### [WHAT IS NEEDED]
Find each line containing the string "JSON" and return it.

-- Start --

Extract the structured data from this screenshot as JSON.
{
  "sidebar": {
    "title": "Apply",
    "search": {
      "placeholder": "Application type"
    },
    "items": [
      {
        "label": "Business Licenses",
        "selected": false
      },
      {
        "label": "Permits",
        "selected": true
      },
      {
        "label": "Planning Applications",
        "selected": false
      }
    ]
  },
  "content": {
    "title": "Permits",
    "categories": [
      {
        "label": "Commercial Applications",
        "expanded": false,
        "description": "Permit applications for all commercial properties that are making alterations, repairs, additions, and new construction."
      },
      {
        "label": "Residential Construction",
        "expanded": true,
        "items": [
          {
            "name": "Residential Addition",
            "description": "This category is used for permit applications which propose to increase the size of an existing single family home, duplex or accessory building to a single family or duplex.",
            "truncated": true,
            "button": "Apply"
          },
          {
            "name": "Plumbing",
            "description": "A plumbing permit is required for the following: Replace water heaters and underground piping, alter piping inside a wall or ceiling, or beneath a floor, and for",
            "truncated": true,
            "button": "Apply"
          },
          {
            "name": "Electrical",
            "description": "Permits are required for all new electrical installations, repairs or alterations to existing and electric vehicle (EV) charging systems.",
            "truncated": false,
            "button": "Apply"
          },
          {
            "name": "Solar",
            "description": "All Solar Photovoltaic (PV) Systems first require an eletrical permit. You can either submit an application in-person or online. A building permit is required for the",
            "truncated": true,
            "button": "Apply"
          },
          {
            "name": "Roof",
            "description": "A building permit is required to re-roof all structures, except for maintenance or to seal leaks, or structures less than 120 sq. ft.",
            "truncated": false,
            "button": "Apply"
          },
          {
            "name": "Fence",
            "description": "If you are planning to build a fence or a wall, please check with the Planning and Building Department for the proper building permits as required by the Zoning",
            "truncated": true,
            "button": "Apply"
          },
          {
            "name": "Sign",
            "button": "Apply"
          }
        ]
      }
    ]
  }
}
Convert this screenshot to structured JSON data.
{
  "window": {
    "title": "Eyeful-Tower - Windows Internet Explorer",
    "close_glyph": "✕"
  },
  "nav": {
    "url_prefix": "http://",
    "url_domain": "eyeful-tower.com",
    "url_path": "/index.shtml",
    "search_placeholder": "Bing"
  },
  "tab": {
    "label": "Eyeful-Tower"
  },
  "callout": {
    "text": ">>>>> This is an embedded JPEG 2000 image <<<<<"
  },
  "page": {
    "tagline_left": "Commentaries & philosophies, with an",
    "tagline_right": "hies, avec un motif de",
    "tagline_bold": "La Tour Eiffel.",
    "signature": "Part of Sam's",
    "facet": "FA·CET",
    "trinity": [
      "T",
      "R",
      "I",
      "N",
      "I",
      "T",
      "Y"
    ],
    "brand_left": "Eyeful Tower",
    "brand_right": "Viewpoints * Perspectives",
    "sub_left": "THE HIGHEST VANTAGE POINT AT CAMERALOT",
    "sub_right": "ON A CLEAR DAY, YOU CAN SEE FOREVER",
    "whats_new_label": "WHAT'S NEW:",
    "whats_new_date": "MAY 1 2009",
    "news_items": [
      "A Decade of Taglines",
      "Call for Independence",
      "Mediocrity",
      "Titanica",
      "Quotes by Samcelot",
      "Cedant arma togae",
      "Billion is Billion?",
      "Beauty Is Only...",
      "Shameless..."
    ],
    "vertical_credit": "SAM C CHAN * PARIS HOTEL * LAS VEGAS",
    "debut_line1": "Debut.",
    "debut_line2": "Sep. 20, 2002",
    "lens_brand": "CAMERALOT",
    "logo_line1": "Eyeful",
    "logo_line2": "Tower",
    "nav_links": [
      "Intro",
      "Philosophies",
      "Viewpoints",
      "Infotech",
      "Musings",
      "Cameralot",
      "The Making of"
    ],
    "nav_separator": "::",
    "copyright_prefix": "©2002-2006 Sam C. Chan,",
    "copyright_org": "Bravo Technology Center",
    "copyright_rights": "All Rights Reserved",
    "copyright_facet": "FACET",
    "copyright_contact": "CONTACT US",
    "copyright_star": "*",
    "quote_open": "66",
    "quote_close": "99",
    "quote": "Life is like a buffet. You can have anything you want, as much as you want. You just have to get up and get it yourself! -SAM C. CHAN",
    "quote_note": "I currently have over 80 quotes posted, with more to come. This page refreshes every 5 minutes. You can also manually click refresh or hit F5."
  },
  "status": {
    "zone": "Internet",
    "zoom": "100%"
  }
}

-- End --

### [OUTPUT FOR THIS EXERCISE]
Extract the structured data from this screenshot as JSON.
Convert this screenshot to structured JSON data.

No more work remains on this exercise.